● **INFORMATION SUPPLIED**:
-- START --
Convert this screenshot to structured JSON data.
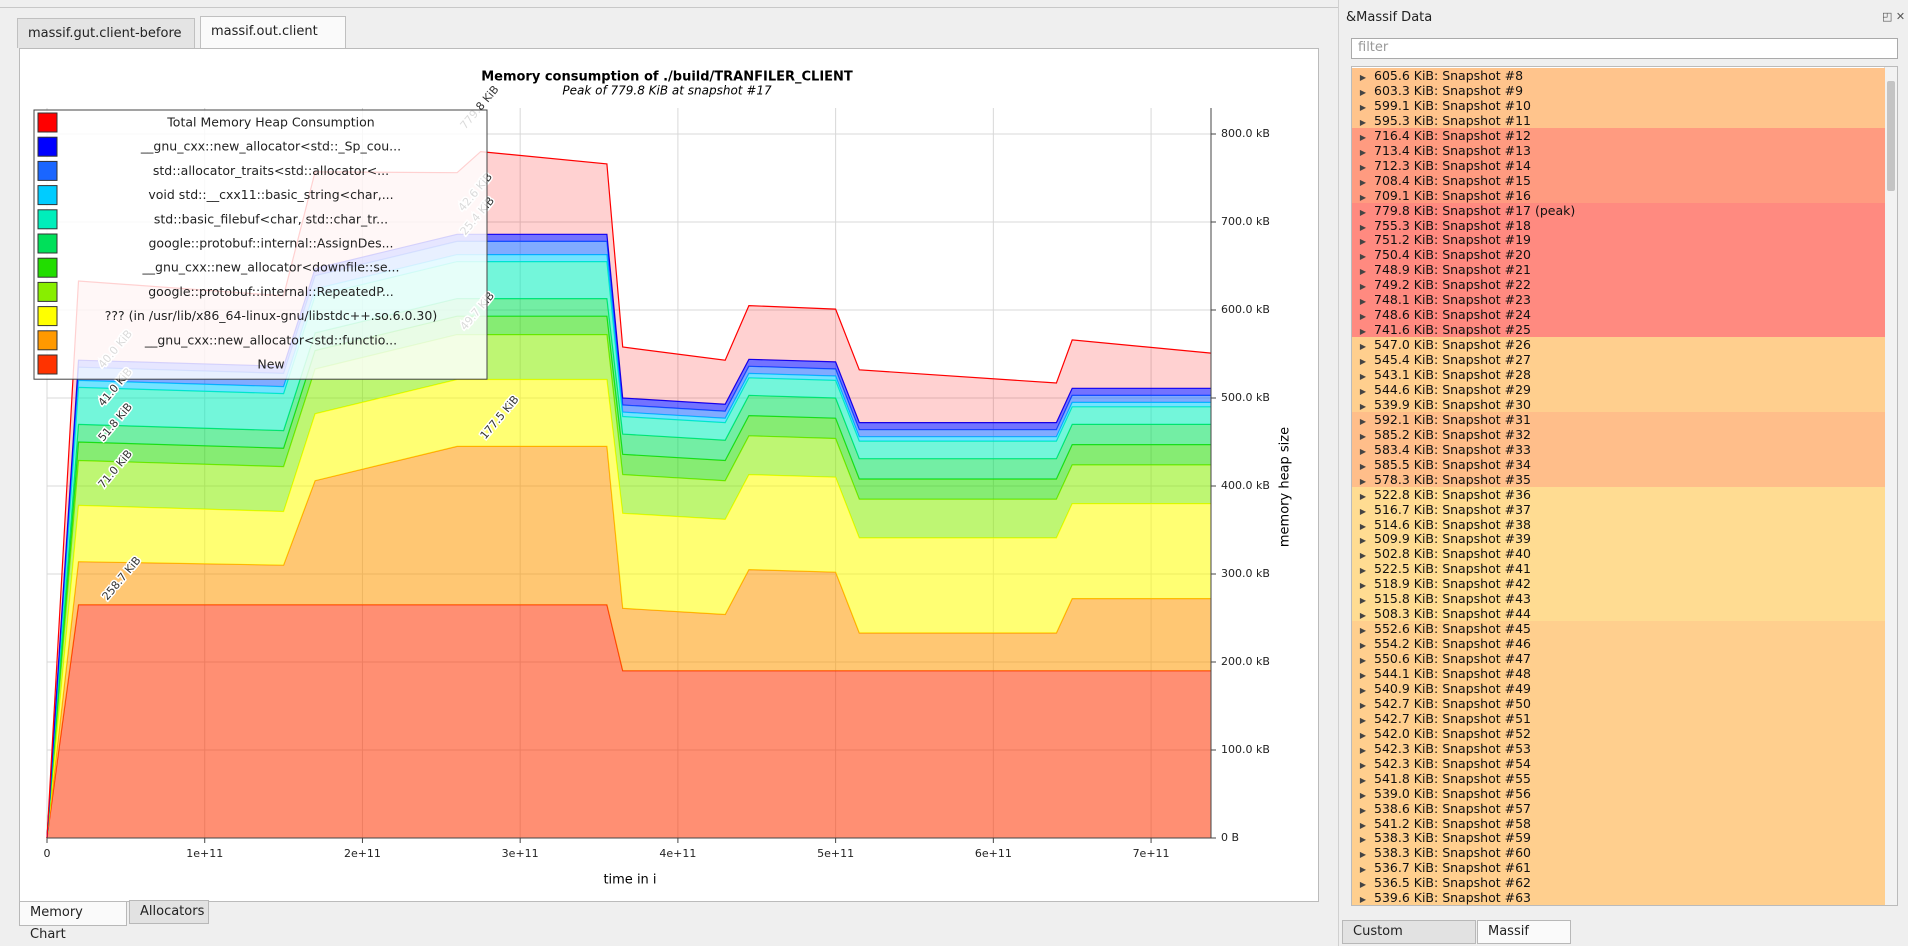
{
  "tabs": [
    "massif.gut.client-before",
    "massif.out.client"
  ],
  "chart_data": {
    "type": "area",
    "stacked": true,
    "title": "Memory consumption of ./build/TRANFILER_CLIENT",
    "subtitle": "Peak of 779.8 KiB at snapshot #17",
    "x_label": "time in i",
    "y_label": "memory heap size",
    "grid": true,
    "x": [
      0,
      20000000000,
      150000000000,
      170000000000,
      260000000000,
      275000000000,
      355000000000,
      365000000000,
      430000000000,
      445000000000,
      500000000000,
      515000000000,
      640000000000,
      650000000000,
      738000000000
    ],
    "xlim": [
      0,
      738000000000
    ],
    "xticks": [
      0,
      {
        "value": 100000000000,
        "label": "1e+11"
      },
      {
        "value": 200000000000,
        "label": "2e+11"
      },
      {
        "value": 300000000000,
        "label": "3e+11"
      },
      {
        "value": 400000000000,
        "label": "4e+11"
      },
      {
        "value": 500000000000,
        "label": "5e+11"
      },
      {
        "value": 600000000000,
        "label": "6e+11"
      },
      {
        "value": 700000000000,
        "label": "7e+11"
      }
    ],
    "ylim": [
      0,
      800
    ],
    "yticks": [
      {
        "value": 0,
        "label": "0 B"
      },
      {
        "value": 100,
        "label": "100.0 kB"
      },
      {
        "value": 200,
        "label": "200.0 kB"
      },
      {
        "value": 300,
        "label": "300.0 kB"
      },
      {
        "value": 400,
        "label": "400.0 kB"
      },
      {
        "value": 500,
        "label": "500.0 kB"
      },
      {
        "value": 600,
        "label": "600.0 kB"
      },
      {
        "value": 700,
        "label": "700.0 kB"
      },
      {
        "value": 800,
        "label": "800.0 kB"
      }
    ],
    "series": [
      {
        "name": "Total Memory Heap Consumption",
        "color": "#ff0000",
        "values": [
          0,
          90,
          80,
          110,
          70,
          94,
          80,
          58,
          50,
          61,
          60,
          60,
          45,
          55,
          40
        ]
      },
      {
        "name": "__gnu_cxx::new_allocator<std::_Sp_cou...",
        "color": "#0000ff",
        "values": [
          0,
          8,
          8,
          8,
          8,
          8,
          8,
          8,
          8,
          8,
          8,
          8,
          8,
          8,
          8
        ]
      },
      {
        "name": "std::allocator_traits<std::allocator<...",
        "color": "#1a66ff",
        "values": [
          0,
          15,
          15,
          15,
          15,
          15,
          15,
          8,
          8,
          8,
          8,
          8,
          8,
          8,
          8
        ]
      },
      {
        "name": "void std::__cxx11::basic_string<char,...",
        "color": "#00ccff",
        "values": [
          0,
          8,
          8,
          8,
          8,
          8,
          8,
          5,
          5,
          5,
          5,
          5,
          5,
          5,
          5
        ]
      },
      {
        "name": "std::basic_filebuf<char, std::char_tr...",
        "color": "#00eebb",
        "values": [
          0,
          42,
          42,
          42,
          42,
          42,
          42,
          20,
          20,
          20,
          20,
          20,
          20,
          20,
          20
        ]
      },
      {
        "name": "google::protobuf::internal::AssignDes...",
        "color": "#00e05a",
        "values": [
          0,
          20,
          20,
          20,
          20,
          20,
          20,
          23,
          23,
          23,
          23,
          23,
          23,
          23,
          23
        ]
      },
      {
        "name": "__gnu_cxx::new_allocator<downfile::se...",
        "color": "#22dd00",
        "values": [
          0,
          21,
          21,
          21,
          21,
          21,
          21,
          23,
          23,
          23,
          23,
          23,
          23,
          23,
          23
        ]
      },
      {
        "name": "google::protobuf::internal::RepeatedP...",
        "color": "#88ee00",
        "values": [
          0,
          51,
          51,
          51,
          51,
          51,
          51,
          44,
          44,
          44,
          44,
          44,
          44,
          44,
          44
        ]
      },
      {
        "name": "??? (in /usr/lib/x86_64-linux-gnu/libstdc++.so.6.0.30)",
        "color": "#ffff00",
        "values": [
          0,
          64,
          61,
          76,
          76,
          76,
          76,
          108,
          108,
          108,
          108,
          108,
          108,
          108,
          108
        ]
      },
      {
        "name": "__gnu_cxx::new_allocator<std::functio...",
        "color": "#ff9900",
        "values": [
          0,
          49,
          45,
          141,
          180,
          180,
          180,
          71,
          64,
          115,
          112,
          43,
          43,
          82,
          82
        ]
      },
      {
        "name": "New",
        "color": "#ff3300",
        "values": [
          0,
          265,
          265,
          265,
          265,
          265,
          265,
          190,
          190,
          190,
          190,
          190,
          190,
          190,
          190
        ]
      }
    ],
    "annotations": [
      "258.7 KiB",
      "71.0 KiB",
      "51.8 KiB",
      "41.0 KiB",
      "40.0 KiB",
      "177.5 KiB",
      "779.8 KiB",
      "42.6 KiB",
      "25.4 KiB",
      "49.7 KiB"
    ]
  },
  "bottom_tabs": [
    "Memory Chart",
    "Allocators"
  ],
  "panel": {
    "title": "&Massif Data",
    "filter_placeholder": "filter",
    "rows": [
      {
        "text": "605.6 KiB: Snapshot #8",
        "color": "#ffc48c"
      },
      {
        "text": "603.3 KiB: Snapshot #9",
        "color": "#ffc48c"
      },
      {
        "text": "599.1 KiB: Snapshot #10",
        "color": "#ffc48c"
      },
      {
        "text": "595.3 KiB: Snapshot #11",
        "color": "#ffc48c"
      },
      {
        "text": "716.4 KiB: Snapshot #12",
        "color": "#ff9b80"
      },
      {
        "text": "713.4 KiB: Snapshot #13",
        "color": "#ff9b80"
      },
      {
        "text": "712.3 KiB: Snapshot #14",
        "color": "#ff9b80"
      },
      {
        "text": "708.4 KiB: Snapshot #15",
        "color": "#ff9b80"
      },
      {
        "text": "709.1 KiB: Snapshot #16",
        "color": "#ff9b80"
      },
      {
        "text": "779.8 KiB: Snapshot #17 (peak)",
        "color": "#ff8a80"
      },
      {
        "text": "755.3 KiB: Snapshot #18",
        "color": "#ff8a80"
      },
      {
        "text": "751.2 KiB: Snapshot #19",
        "color": "#ff8a80"
      },
      {
        "text": "750.4 KiB: Snapshot #20",
        "color": "#ff8a80"
      },
      {
        "text": "748.9 KiB: Snapshot #21",
        "color": "#ff8a80"
      },
      {
        "text": "749.2 KiB: Snapshot #22",
        "color": "#ff8a80"
      },
      {
        "text": "748.1 KiB: Snapshot #23",
        "color": "#ff8a80"
      },
      {
        "text": "748.6 KiB: Snapshot #24",
        "color": "#ff8a80"
      },
      {
        "text": "741.6 KiB: Snapshot #25",
        "color": "#ff8a80"
      },
      {
        "text": "547.0 KiB: Snapshot #26",
        "color": "#ffcf8e"
      },
      {
        "text": "545.4 KiB: Snapshot #27",
        "color": "#ffcf8e"
      },
      {
        "text": "543.1 KiB: Snapshot #28",
        "color": "#ffcf8e"
      },
      {
        "text": "544.6 KiB: Snapshot #29",
        "color": "#ffcf8e"
      },
      {
        "text": "539.9 KiB: Snapshot #30",
        "color": "#ffcf8e"
      },
      {
        "text": "592.1 KiB: Snapshot #31",
        "color": "#ffbe8a"
      },
      {
        "text": "585.2 KiB: Snapshot #32",
        "color": "#ffbe8a"
      },
      {
        "text": "583.4 KiB: Snapshot #33",
        "color": "#ffbe8a"
      },
      {
        "text": "585.5 KiB: Snapshot #34",
        "color": "#ffbe8a"
      },
      {
        "text": "578.3 KiB: Snapshot #35",
        "color": "#ffbe8a"
      },
      {
        "text": "522.8 KiB: Snapshot #36",
        "color": "#ffdc92"
      },
      {
        "text": "516.7 KiB: Snapshot #37",
        "color": "#ffdc92"
      },
      {
        "text": "514.6 KiB: Snapshot #38",
        "color": "#ffdc92"
      },
      {
        "text": "509.9 KiB: Snapshot #39",
        "color": "#ffdc92"
      },
      {
        "text": "502.8 KiB: Snapshot #40",
        "color": "#ffdc92"
      },
      {
        "text": "522.5 KiB: Snapshot #41",
        "color": "#ffdc92"
      },
      {
        "text": "518.9 KiB: Snapshot #42",
        "color": "#ffdc92"
      },
      {
        "text": "515.8 KiB: Snapshot #43",
        "color": "#ffdc92"
      },
      {
        "text": "508.3 KiB: Snapshot #44",
        "color": "#ffdc92"
      },
      {
        "text": "552.6 KiB: Snapshot #45",
        "color": "#ffcf8e"
      },
      {
        "text": "554.2 KiB: Snapshot #46",
        "color": "#ffcf8e"
      },
      {
        "text": "550.6 KiB: Snapshot #47",
        "color": "#ffcf8e"
      },
      {
        "text": "544.1 KiB: Snapshot #48",
        "color": "#ffcf8e"
      },
      {
        "text": "540.9 KiB: Snapshot #49",
        "color": "#ffcf8e"
      },
      {
        "text": "542.7 KiB: Snapshot #50",
        "color": "#ffcf8e"
      },
      {
        "text": "542.7 KiB: Snapshot #51",
        "color": "#ffcf8e"
      },
      {
        "text": "542.0 KiB: Snapshot #52",
        "color": "#ffcf8e"
      },
      {
        "text": "542.3 KiB: Snapshot #53",
        "color": "#ffcf8e"
      },
      {
        "text": "542.3 KiB: Snapshot #54",
        "color": "#ffcf8e"
      },
      {
        "text": "541.8 KiB: Snapshot #55",
        "color": "#ffcf8e"
      },
      {
        "text": "539.0 KiB: Snapshot #56",
        "color": "#ffcf8e"
      },
      {
        "text": "538.6 KiB: Snapshot #57",
        "color": "#ffcf8e"
      },
      {
        "text": "541.2 KiB: Snapshot #58",
        "color": "#ffcf8e"
      },
      {
        "text": "538.3 KiB: Snapshot #59",
        "color": "#ffcf8e"
      },
      {
        "text": "538.3 KiB: Snapshot #60",
        "color": "#ffcf8e"
      },
      {
        "text": "536.7 KiB: Snapshot #61",
        "color": "#ffcf8e"
      },
      {
        "text": "536.5 KiB: Snapshot #62",
        "color": "#ffcf8e"
      },
      {
        "text": "539.6 KiB: Snapshot #63",
        "color": "#ffcf8e"
      }
    ],
    "tabs": [
      "Custom Allocators",
      "Massif Data"
    ]
  }
}
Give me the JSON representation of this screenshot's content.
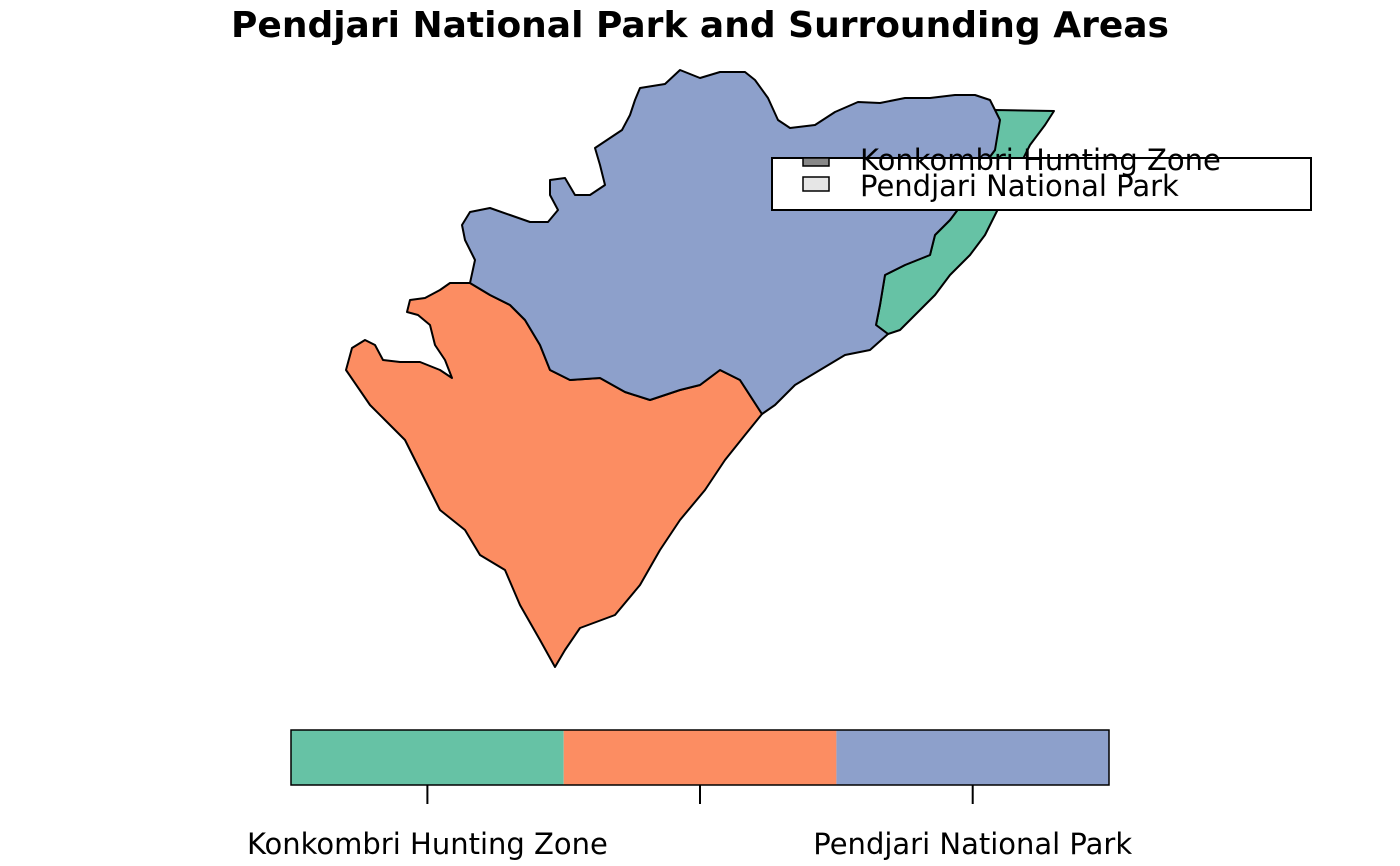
{
  "title": "Pendjari National Park and Surrounding Areas",
  "zones": [
    {
      "id": "zone-1",
      "color": "#66C2A5"
    },
    {
      "id": "zone-2",
      "color": "#FC8D62"
    },
    {
      "id": "zone-3",
      "color": "#8DA0CB"
    }
  ],
  "legend": {
    "items": [
      {
        "label": "Konkombri Hunting Zone",
        "swatch": "#888888"
      },
      {
        "label": "Pendjari National Park",
        "swatch": "#E6E6E6"
      }
    ]
  },
  "colorbar": {
    "colors": [
      "#66C2A5",
      "#FC8D62",
      "#8DA0CB"
    ],
    "tick_labels": [
      "Konkombri Hunting Zone",
      "",
      "Pendjari National Park"
    ]
  }
}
-- END --
In the entries above, find each line with the word "Pendjari" and copy it.

● **FINISHED TASK**:
  "title": "Pendjari National Park and Surrounding Areas",
        "label": "Pendjari National Park",
      "Pendjari National Park"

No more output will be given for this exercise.